##### SUPPLIED TEXT #####
Billionaire Bill Ackman Considered Investing in U.K.’s Tesco (Bloomberg)
Billionaire activist investor Bill Ackman considered investing in British retailer Tesco Plc (TSCO), which has announced a series of cost cuts to reverse a slide in profit. Ackman decided against investing in Britain’s largest grocer, citing “difficulties with retail” in the past and amid current “structural changes” in the business, he told Bloomberg TV’s Francine Lacqua and Guy Johnson in London today. Ackman’s investment in U.S. retailer JC Penney Co. (JCP) cost Pershing Square Capital Management $473 million in 2013.
Myriad, Dymon Hedge Funds Said to Return About 20% in 2014 (Bloomberg)
Alibaba, China yuan stocks and currency trades brought it home for Asian hedge funds in 2014. Trades related to the linkage of the Shanghai and Hong Kong stock exchanges drove a 35 percent gain in the $942 million Segantii Asia-Pacific Equity Multi-Strategy Fund, according to an investor newsletter. The $3.5 billion Dymon Asia Macro Fund returned an estimated 19 percent on currency trades including the yuan and yen, said a person with knowledge of the matter. The more than $3.5 billion Myriad Opportunities Master Fund was up 20 percent last year, gaining from a pre-initial public offering investment in Alibaba Group Holding Ltd. (BABA), said two people with knowledge of the matter who asked not to be identified as the information is private.
Rothschild Hires Arden’s Riaz, Marzigliano for Hedge Funds (Bloomberg)
Rothschild Group hired Shakil Riaz and his long-time colleague Anthony Marzigliano to help bolster hedge fund offerings to clients of its U.S. asset-management operation. Riaz, 62, will be head of U.S. alternative portfolio management and global chief investment officer, and Marzigliano, 46, will be a managing director, Rothschild said today in a statement. Both are joining in New York from Arden Asset Management, and their appointments are effective in April, according to the statement. Rothschild will count on the pair to expand in the business of alternative products for both institutional and retail clients. They worked together since 1995 and joined Arden from JPMorgan Chase & Co. (JPM) in 2009 when the bank turned to the firm to oversee $1.1 billion in hedge fund investments that it made with its own money. Riaz had run hedge-fund holdings for the bank since they were started in 1995.
##### DATA SHOWN #####
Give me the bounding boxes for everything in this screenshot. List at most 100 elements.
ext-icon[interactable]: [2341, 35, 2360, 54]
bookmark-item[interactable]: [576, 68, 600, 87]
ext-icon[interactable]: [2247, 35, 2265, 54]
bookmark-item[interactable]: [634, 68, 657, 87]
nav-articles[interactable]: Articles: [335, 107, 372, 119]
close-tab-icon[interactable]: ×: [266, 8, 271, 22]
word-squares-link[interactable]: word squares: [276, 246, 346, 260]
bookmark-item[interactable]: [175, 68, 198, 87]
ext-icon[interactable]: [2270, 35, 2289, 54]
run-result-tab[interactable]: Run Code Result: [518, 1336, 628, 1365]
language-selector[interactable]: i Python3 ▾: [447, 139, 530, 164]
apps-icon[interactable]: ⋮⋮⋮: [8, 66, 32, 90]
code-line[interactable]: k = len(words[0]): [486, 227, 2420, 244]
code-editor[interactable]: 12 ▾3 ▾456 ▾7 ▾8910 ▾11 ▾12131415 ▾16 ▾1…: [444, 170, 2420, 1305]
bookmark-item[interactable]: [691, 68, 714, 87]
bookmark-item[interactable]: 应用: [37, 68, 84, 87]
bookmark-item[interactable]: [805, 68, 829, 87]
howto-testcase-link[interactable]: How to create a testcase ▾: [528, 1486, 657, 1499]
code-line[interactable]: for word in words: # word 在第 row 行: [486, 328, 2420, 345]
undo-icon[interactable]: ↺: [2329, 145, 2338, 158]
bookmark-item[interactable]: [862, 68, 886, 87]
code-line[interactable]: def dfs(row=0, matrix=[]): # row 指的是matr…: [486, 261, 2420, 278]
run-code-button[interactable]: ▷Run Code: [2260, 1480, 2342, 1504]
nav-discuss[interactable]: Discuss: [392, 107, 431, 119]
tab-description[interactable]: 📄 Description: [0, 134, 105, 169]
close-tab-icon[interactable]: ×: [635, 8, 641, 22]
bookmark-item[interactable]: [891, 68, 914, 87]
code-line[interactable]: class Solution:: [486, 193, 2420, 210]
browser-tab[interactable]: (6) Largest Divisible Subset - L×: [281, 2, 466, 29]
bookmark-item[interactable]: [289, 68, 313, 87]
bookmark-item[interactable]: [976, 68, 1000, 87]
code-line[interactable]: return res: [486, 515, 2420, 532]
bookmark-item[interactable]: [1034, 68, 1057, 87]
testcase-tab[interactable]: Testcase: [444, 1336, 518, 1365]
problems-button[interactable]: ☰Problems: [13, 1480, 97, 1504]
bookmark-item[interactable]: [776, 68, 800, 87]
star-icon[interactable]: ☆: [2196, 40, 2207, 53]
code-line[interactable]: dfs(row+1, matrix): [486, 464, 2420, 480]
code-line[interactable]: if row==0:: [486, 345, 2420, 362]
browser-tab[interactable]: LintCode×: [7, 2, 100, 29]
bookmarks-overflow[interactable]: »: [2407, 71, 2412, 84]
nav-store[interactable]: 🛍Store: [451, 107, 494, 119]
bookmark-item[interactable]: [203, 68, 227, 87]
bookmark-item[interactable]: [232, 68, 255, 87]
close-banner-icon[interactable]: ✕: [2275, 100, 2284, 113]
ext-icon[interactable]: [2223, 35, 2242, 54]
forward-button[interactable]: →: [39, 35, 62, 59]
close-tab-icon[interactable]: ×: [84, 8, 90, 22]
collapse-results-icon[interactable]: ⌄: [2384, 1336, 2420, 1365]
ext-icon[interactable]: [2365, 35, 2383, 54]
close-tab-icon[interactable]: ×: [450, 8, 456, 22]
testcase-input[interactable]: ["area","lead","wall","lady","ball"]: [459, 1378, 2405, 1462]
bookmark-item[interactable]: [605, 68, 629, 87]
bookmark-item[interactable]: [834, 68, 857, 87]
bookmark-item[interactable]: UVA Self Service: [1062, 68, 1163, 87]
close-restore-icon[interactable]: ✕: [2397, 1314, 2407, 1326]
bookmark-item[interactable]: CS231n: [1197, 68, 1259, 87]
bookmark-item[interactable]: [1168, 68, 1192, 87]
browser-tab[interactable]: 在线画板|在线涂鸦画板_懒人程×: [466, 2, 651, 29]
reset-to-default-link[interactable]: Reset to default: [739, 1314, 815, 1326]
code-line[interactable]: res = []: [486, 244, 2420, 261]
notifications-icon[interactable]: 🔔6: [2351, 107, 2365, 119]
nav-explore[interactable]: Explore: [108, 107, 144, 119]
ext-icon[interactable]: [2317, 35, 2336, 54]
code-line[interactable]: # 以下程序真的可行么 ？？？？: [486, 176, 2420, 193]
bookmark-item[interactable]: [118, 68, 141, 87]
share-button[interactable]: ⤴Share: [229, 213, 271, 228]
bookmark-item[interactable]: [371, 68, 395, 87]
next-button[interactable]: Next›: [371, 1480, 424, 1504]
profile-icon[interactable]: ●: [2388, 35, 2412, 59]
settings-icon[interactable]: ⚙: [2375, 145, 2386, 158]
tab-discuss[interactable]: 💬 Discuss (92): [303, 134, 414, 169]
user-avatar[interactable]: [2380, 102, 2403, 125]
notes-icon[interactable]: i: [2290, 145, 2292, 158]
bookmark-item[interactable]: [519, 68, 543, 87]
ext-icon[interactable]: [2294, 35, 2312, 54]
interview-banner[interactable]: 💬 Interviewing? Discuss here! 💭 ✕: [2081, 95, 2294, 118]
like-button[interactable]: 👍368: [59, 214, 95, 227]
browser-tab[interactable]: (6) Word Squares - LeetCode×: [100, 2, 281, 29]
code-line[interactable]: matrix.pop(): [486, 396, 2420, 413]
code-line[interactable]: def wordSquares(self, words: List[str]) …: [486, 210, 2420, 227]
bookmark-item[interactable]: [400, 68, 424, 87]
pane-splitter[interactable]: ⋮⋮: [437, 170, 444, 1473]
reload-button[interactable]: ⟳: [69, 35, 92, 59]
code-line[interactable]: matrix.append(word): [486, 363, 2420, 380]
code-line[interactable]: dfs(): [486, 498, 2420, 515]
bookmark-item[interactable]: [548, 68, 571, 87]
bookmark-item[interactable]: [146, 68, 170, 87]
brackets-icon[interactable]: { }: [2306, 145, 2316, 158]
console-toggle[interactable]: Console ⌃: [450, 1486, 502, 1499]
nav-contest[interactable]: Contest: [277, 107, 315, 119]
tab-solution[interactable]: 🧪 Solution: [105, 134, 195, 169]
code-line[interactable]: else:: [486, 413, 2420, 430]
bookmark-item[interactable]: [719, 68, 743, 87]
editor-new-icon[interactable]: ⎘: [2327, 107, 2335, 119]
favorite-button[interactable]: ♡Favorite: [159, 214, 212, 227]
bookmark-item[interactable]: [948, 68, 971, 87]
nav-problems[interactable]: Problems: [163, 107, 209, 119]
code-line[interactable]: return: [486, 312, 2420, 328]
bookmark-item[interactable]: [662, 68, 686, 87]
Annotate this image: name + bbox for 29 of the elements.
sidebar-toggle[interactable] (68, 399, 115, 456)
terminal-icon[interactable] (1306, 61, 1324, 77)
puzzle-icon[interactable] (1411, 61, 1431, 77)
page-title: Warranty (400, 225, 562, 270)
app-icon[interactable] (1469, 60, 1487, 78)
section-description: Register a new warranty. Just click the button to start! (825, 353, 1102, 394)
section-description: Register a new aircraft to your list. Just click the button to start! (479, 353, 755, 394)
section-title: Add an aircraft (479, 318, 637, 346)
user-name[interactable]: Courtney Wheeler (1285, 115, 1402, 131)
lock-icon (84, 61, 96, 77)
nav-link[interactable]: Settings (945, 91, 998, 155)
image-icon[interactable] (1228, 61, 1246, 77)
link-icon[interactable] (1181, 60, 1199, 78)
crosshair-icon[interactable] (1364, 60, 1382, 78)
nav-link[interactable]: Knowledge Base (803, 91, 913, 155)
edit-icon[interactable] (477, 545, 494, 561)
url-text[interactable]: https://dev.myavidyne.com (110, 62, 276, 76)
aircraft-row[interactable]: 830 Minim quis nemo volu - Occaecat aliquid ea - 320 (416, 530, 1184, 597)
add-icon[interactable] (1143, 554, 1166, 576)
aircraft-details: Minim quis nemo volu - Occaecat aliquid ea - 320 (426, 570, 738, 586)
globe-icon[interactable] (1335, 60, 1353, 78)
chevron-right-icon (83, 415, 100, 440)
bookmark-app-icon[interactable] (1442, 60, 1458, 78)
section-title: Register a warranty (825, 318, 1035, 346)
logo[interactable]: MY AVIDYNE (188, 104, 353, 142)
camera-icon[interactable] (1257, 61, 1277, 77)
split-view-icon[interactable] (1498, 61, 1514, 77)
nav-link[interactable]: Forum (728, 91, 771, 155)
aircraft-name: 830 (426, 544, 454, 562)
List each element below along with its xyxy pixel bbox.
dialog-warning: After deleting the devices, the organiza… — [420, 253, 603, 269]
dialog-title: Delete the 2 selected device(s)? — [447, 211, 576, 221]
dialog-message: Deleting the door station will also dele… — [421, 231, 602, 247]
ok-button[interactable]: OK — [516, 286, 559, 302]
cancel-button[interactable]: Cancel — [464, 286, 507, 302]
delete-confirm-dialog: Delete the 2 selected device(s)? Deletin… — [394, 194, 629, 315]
#####
* AIM OF THE EXERCISE *
Write what comes next in the hedge fund news roundup, starting right after its last sentence. The material has no connection to the hedge fund news roundup.

* ANSWER FOR THE TASK *
This Investment Strategy Doesn’t Work in a Zero-rate World (CNBC)
Michael Elfers, founder of Irvington Capital, For the past several decades, the traditional 60 percent stock, 40 percent bond allocation has dominated the investment industry. But since 2000, interest rates have declined to historic lows at or near zero percent. While this has given bond returns an historic tailwind, it begs the question: Have bonds become an unproductive portfolio-allocation tool?
Shortly after I entered the investment industry in 1980, inflation had risen to double-digit levels. Fed Chairman Paul Volker made a decision to attack this problem by raising interest rates to record levels. From the 20-percent peak in 1982, the Fed-funds rate has declined to zero, creating the greatest bond bull market in history.
Former SAC Executive Raises About $1 Billion For New Hedge-Fund Firm (Wall Street Journal)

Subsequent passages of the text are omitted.